Filter the entries, keeping every line with the word "Fragment".

Excerpts from a figure dataset

--

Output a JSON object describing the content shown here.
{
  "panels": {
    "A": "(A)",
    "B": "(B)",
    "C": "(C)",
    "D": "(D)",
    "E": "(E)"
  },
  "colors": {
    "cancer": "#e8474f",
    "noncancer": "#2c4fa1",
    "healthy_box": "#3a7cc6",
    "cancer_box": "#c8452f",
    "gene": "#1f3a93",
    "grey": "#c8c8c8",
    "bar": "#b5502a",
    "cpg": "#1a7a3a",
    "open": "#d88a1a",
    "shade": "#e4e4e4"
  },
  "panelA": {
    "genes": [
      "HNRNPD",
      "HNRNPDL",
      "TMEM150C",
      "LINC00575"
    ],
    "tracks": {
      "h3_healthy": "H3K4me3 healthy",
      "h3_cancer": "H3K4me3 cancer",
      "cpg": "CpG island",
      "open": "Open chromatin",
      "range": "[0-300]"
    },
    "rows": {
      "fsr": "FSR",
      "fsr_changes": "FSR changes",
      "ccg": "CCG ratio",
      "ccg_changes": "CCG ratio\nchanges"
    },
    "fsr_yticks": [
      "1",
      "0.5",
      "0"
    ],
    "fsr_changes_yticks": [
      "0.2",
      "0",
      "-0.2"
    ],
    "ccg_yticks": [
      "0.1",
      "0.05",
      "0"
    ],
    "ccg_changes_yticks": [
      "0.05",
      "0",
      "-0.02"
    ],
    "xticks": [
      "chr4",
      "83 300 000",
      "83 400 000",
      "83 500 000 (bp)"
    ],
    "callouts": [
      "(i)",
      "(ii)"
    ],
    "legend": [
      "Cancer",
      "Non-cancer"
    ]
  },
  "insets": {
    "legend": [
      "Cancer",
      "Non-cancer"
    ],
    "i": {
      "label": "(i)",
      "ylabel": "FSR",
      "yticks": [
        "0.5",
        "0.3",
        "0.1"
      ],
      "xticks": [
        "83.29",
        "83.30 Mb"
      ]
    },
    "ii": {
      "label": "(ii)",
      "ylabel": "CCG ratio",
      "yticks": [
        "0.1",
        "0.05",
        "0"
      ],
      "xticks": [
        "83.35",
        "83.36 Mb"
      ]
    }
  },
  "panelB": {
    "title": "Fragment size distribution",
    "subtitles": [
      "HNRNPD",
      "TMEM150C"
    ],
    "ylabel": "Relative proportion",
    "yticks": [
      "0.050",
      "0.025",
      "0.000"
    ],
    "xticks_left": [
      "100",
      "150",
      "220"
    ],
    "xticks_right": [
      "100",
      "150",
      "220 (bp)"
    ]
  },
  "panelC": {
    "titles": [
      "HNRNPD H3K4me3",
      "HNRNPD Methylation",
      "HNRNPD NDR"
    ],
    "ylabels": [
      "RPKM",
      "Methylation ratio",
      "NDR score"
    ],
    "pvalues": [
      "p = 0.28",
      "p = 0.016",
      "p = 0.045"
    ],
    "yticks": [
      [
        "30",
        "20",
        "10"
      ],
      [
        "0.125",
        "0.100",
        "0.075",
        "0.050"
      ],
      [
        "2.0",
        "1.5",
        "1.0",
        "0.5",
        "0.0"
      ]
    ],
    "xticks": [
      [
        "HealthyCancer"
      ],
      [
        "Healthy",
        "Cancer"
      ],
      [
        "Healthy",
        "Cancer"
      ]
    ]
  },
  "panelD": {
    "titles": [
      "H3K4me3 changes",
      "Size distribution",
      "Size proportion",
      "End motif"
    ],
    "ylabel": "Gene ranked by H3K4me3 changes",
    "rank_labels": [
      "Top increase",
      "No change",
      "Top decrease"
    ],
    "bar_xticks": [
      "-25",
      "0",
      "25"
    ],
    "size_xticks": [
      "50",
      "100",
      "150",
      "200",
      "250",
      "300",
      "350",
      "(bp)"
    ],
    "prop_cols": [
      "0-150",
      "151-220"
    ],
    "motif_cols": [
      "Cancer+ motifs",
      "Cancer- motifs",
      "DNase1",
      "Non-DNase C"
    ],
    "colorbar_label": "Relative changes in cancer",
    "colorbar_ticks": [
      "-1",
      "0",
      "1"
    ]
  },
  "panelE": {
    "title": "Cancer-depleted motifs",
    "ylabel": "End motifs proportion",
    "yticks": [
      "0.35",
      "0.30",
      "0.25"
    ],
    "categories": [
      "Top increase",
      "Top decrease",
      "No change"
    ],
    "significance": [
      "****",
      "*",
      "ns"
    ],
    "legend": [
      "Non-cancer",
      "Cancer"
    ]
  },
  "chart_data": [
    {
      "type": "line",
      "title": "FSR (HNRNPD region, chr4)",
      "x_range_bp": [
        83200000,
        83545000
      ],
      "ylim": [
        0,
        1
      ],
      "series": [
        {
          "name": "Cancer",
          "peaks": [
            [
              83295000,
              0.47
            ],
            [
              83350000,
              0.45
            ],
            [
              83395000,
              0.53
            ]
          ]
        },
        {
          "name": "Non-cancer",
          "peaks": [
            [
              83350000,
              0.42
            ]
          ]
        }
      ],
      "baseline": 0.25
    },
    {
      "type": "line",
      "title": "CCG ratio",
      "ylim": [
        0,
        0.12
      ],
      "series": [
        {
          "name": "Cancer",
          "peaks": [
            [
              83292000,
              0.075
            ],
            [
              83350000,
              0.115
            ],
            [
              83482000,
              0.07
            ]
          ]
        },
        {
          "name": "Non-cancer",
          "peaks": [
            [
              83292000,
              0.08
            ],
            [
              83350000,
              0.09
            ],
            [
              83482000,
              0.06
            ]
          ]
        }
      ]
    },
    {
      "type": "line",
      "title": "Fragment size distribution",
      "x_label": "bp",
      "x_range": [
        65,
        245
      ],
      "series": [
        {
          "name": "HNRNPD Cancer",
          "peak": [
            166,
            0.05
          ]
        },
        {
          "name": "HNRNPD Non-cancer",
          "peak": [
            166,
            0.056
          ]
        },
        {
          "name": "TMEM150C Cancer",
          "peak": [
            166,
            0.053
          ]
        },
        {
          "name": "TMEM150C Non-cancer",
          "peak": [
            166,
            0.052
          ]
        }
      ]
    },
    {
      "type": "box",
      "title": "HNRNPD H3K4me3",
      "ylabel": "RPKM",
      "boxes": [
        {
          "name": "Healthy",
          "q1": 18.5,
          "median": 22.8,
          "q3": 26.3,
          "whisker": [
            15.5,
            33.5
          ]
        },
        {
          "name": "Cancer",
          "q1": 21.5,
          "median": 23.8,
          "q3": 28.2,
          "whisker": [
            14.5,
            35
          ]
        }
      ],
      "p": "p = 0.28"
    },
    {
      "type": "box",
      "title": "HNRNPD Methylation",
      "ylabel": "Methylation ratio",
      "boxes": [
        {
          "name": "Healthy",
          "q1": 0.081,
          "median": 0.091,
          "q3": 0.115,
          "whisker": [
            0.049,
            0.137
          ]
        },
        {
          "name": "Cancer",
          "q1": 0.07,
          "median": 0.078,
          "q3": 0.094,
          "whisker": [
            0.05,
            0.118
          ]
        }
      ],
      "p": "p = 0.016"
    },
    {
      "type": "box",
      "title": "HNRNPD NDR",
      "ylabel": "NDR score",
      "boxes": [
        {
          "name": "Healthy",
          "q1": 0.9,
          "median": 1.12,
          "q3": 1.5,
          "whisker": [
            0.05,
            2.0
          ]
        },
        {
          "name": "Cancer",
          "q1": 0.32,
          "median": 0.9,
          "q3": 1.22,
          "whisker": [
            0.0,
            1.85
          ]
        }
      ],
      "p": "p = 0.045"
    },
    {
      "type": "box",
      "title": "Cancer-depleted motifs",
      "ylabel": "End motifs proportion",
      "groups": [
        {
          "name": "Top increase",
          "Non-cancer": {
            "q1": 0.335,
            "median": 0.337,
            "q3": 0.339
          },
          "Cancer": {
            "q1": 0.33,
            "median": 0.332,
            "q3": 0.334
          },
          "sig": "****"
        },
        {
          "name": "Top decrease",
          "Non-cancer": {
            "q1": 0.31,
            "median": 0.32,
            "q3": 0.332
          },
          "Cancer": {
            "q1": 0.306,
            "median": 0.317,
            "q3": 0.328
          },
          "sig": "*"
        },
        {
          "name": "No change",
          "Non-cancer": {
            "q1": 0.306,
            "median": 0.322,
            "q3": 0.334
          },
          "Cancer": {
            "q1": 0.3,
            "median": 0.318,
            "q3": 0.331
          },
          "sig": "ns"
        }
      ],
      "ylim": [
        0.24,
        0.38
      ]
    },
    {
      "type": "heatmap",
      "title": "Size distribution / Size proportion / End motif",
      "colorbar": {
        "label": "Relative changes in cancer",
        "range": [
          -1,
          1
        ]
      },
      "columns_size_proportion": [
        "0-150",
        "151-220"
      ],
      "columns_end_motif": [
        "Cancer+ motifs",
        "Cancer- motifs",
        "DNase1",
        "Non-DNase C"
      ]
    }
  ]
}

--

### WRITTEN RESPONSE
    "title": "Fragment size distribution",
      "title": "Fragment size distribution",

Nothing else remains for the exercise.